(Saved entries)
──────────────────────────────

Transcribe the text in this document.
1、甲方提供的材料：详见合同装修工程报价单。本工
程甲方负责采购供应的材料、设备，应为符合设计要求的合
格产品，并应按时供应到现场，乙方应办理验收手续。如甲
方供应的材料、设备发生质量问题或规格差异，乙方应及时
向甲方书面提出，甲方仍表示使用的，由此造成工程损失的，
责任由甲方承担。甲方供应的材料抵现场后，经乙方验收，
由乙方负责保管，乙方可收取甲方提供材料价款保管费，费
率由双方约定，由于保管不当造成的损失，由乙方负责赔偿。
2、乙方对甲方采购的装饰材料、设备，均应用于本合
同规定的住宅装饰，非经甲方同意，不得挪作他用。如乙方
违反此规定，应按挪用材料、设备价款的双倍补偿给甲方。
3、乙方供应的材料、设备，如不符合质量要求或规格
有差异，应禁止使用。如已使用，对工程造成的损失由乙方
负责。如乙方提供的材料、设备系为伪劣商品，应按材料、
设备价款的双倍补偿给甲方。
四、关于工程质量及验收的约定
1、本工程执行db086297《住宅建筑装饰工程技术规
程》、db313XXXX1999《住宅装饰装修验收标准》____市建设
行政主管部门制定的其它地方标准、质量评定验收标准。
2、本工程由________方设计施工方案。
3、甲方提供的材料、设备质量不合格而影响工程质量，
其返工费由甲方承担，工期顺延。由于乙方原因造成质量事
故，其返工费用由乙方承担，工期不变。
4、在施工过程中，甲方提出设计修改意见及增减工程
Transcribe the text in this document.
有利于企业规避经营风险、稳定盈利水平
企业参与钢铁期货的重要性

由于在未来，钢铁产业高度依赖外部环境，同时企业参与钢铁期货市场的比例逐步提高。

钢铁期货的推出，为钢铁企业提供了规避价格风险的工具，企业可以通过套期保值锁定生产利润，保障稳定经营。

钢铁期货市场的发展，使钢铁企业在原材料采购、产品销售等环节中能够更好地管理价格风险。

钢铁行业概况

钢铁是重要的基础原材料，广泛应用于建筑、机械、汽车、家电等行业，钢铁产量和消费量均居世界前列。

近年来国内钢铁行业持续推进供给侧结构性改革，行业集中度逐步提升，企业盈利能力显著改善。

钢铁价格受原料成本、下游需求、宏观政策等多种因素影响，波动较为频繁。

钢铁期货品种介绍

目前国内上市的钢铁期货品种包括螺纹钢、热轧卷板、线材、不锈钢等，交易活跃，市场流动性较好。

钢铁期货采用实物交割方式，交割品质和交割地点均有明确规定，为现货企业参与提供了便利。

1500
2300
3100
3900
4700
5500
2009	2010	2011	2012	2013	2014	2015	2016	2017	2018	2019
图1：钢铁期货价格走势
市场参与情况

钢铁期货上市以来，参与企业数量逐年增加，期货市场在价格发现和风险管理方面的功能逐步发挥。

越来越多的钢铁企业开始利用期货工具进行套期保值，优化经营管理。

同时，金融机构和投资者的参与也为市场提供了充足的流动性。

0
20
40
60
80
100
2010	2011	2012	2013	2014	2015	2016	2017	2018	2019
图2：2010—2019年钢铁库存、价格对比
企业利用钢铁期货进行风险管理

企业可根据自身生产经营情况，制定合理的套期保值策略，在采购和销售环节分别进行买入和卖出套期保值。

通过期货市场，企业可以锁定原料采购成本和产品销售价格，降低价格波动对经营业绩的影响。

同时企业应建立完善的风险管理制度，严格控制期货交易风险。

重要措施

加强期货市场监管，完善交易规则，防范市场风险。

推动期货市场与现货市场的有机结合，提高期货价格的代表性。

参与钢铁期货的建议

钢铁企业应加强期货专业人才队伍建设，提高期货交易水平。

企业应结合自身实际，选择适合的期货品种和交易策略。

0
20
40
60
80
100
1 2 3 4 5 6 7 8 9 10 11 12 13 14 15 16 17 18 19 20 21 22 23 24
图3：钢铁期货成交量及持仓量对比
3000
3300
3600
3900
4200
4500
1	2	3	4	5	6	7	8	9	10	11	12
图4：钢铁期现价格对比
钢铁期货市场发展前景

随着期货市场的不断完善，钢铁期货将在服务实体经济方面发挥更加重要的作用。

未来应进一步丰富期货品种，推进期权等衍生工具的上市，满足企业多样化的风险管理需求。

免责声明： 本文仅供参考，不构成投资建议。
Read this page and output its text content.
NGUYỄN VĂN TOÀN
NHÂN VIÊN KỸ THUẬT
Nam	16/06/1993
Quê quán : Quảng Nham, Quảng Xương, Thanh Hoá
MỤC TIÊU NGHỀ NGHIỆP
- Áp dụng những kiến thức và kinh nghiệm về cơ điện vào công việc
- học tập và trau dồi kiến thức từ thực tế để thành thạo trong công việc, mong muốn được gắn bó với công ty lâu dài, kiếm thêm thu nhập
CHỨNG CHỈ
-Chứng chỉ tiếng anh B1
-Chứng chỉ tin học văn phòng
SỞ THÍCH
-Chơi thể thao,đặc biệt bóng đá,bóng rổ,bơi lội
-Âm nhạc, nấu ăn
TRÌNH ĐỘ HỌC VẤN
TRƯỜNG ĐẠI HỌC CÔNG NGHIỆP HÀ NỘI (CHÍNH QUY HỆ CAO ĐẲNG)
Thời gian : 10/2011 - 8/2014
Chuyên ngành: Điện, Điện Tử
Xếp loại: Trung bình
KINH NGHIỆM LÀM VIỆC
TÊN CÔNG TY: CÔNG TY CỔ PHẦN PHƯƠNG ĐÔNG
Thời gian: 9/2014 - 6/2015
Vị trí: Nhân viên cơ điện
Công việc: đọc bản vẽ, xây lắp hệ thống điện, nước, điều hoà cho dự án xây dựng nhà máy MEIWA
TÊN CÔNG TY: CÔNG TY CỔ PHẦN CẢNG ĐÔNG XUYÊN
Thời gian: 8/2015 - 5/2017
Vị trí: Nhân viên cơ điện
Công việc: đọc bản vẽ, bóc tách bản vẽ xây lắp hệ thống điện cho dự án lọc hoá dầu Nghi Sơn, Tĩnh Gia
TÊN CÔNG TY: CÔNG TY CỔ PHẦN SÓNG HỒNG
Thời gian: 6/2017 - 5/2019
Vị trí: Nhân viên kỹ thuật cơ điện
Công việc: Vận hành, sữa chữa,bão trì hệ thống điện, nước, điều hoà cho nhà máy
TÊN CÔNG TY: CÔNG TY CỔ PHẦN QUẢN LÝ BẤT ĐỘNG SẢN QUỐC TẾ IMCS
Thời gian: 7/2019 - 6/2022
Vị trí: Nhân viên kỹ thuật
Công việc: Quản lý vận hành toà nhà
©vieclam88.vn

──────────────────────────────

To do » From the first line to the last, retype the data exactly.

Expected answer »
Transcribe the text in this document.
1、甲方提供的材料：详见合同装修工程报价单。本工
程甲方负责采购供应的材料、设备，应为符合设计要求的合
格产品，并应按时供应到现场，乙方应办理验收手续。如甲
方供应的材料、设备发生质量问题或规格差异，乙方应及时
向甲方书面提出，甲方仍表示使用的，由此造成工程损失的，
责任由甲方承担。甲方供应的材料抵现场后，经乙方验收，
由乙方负责保管，乙方可收取甲方提供材料价款保管费，费
率由双方约定，由于保管不当造成的损失，由乙方负责赔偿。
2、乙方对甲方采购的装饰材料、设备，均应用于本合
同规定的住宅装饰，非经甲方同意，不得挪作他用。如乙方
违反此规定，应按挪用材料、设备价款的双倍补偿给甲方。
3、乙方供应的材料、设备，如不符合质量要求或规格
有差异，应禁止使用。如已使用，对工程造成的损失由乙方
负责。如乙方提供的材料、设备系为伪劣商品，应按材料、
设备价款的双倍补偿给甲方。
四、关于工程质量及验收的约定
1、本工程执行db086297《住宅建筑装饰工程技术规
程》、db313XXXX1999《住宅装饰装修验收标准》____市建设
行政主管部门制定的其它地方标准、质量评定验收标准。
2、本工程由________方设计施工方案。
3、甲方提供的材料、设备质量不合格而影响工程质量，
其返工费由甲方承担，工期顺延。由于乙方原因造成质量事
故，其返工费用由乙方承担，工期不变。
4、在施工过程中，甲方提出设计修改意见及增减工程
Transcribe the text in this document.
有利于企业规避经营风险、稳定盈利水平
企业参与钢铁期货的重要性

由于在未来，钢铁产业高度依赖外部环境，同时企业参与钢铁期货市场的比例逐步提高。

钢铁期货的推出，为钢铁企业提供了规避价格风险的工具，企业可以通过套期保值锁定生产利润，保障稳定经营。

钢铁期货市场的发展，使钢铁企业在原材料采购、产品销售等环节中能够更好地管理价格风险。

钢铁行业概况

钢铁是重要的基础原材料，广泛应用于建筑、机械、汽车、家电等行业，钢铁产量和消费量均居世界前列。

近年来国内钢铁行业持续推进供给侧结构性改革，行业集中度逐步提升，企业盈利能力显著改善。

钢铁价格受原料成本、下游需求、宏观政策等多种因素影响，波动较为频繁。

钢铁期货品种介绍

目前国内上市的钢铁期货品种包括螺纹钢、热轧卷板、线材、不锈钢等，交易活跃，市场流动性较好。

钢铁期货采用实物交割方式，交割品质和交割地点均有明确规定，为现货企业参与提供了便利。

1500
2300
3100
3900
4700
5500
2009	2010	2011	2012	2013	2014	2015	2016	2017	2018	2019
图1：钢铁期货价格走势
市场参与情况

钢铁期货上市以来，参与企业数量逐年增加，期货市场在价格发现和风险管理方面的功能逐步发挥。

越来越多的钢铁企业开始利用期货工具进行套期保值，优化经营管理。

同时，金融机构和投资者的参与也为市场提供了充足的流动性。

0
20
40
60
80
100
2010	2011	2012	2013	2014	2015	2016	2017	2018	2019
图2：2010—2019年钢铁库存、价格对比
企业利用钢铁期货进行风险管理

企业可根据自身生产经营情况，制定合理的套期保值策略，在采购和销售环节分别进行买入和卖出套期保值。

通过期货市场，企业可以锁定原料采购成本和产品销售价格，降低价格波动对经营业绩的影响。

同时企业应建立完善的风险管理制度，严格控制期货交易风险。

重要措施

加强期货市场监管，完善交易规则，防范市场风险。

推动期货市场与现货市场的有机结合，提高期货价格的代表性。

参与钢铁期货的建议

钢铁企业应加强期货专业人才队伍建设，提高期货交易水平。

企业应结合自身实际，选择适合的期货品种和交易策略。

0
20
40
60
80
100
1 2 3 4 5 6 7 8 9 10 11 12 13 14 15 16 17 18 19 20 21 22 23 24
图3：钢铁期货成交量及持仓量对比
3000
3300
3600
3900
4200
4500
1	2	3	4	5	6	7	8	9	10	11	12
图4：钢铁期现价格对比
钢铁期货市场发展前景

随着期货市场的不断完善，钢铁期货将在服务实体经济方面发挥更加重要的作用。

未来应进一步丰富期货品种，推进期权等衍生工具的上市，满足企业多样化的风险管理需求。

免责声明： 本文仅供参考，不构成投资建议。
Read this page and output its text content.
NGUYỄN VĂN TOÀN
NHÂN VIÊN KỸ THUẬT
Nam	16/06/1993
Quê quán : Quảng Nham, Quảng Xương, Thanh Hoá
MỤC TIÊU NGHỀ NGHIỆP
- Áp dụng những kiến thức và kinh nghiệm về cơ điện vào công việc
- học tập và trau dồi kiến thức từ thực tế để thành thạo trong công việc, mong muốn được gắn bó với công ty lâu dài, kiếm thêm thu nhập
CHỨNG CHỈ
-Chứng chỉ tiếng anh B1
-Chứng chỉ tin học văn phòng
SỞ THÍCH
-Chơi thể thao,đặc biệt bóng đá,bóng rổ,bơi lội
-Âm nhạc, nấu ăn
TRÌNH ĐỘ HỌC VẤN
TRƯỜNG ĐẠI HỌC CÔNG NGHIỆP HÀ NỘI (CHÍNH QUY HỆ CAO ĐẲNG)
Thời gian : 10/2011 - 8/2014
Chuyên ngành: Điện, Điện Tử
Xếp loại: Trung bình
KINH NGHIỆM LÀM VIỆC
TÊN CÔNG TY: CÔNG TY CỔ PHẦN PHƯƠNG ĐÔNG
Thời gian: 9/2014 - 6/2015
Vị trí: Nhân viên cơ điện
Công việc: đọc bản vẽ, xây lắp hệ thống điện, nước, điều hoà cho dự án xây dựng nhà máy MEIWA
TÊN CÔNG TY: CÔNG TY CỔ PHẦN CẢNG ĐÔNG XUYÊN
Thời gian: 8/2015 - 5/2017
Vị trí: Nhân viên cơ điện
Công việc: đọc bản vẽ, bóc tách bản vẽ xây lắp hệ thống điện cho dự án lọc hoá dầu Nghi Sơn, Tĩnh Gia
TÊN CÔNG TY: CÔNG TY CỔ PHẦN SÓNG HỒNG
Thời gian: 6/2017 - 5/2019
Vị trí: Nhân viên kỹ thuật cơ điện
Công việc: Vận hành, sữa chữa,bão trì hệ thống điện, nước, điều hoà cho nhà máy
TÊN CÔNG TY: CÔNG TY CỔ PHẦN QUẢN LÝ BẤT ĐỘNG SẢN QUỐC TẾ IMCS
Thời gian: 7/2019 - 6/2022
Vị trí: Nhân viên kỹ thuật
Công việc: Quản lý vận hành toà nhà
©vieclam88.vn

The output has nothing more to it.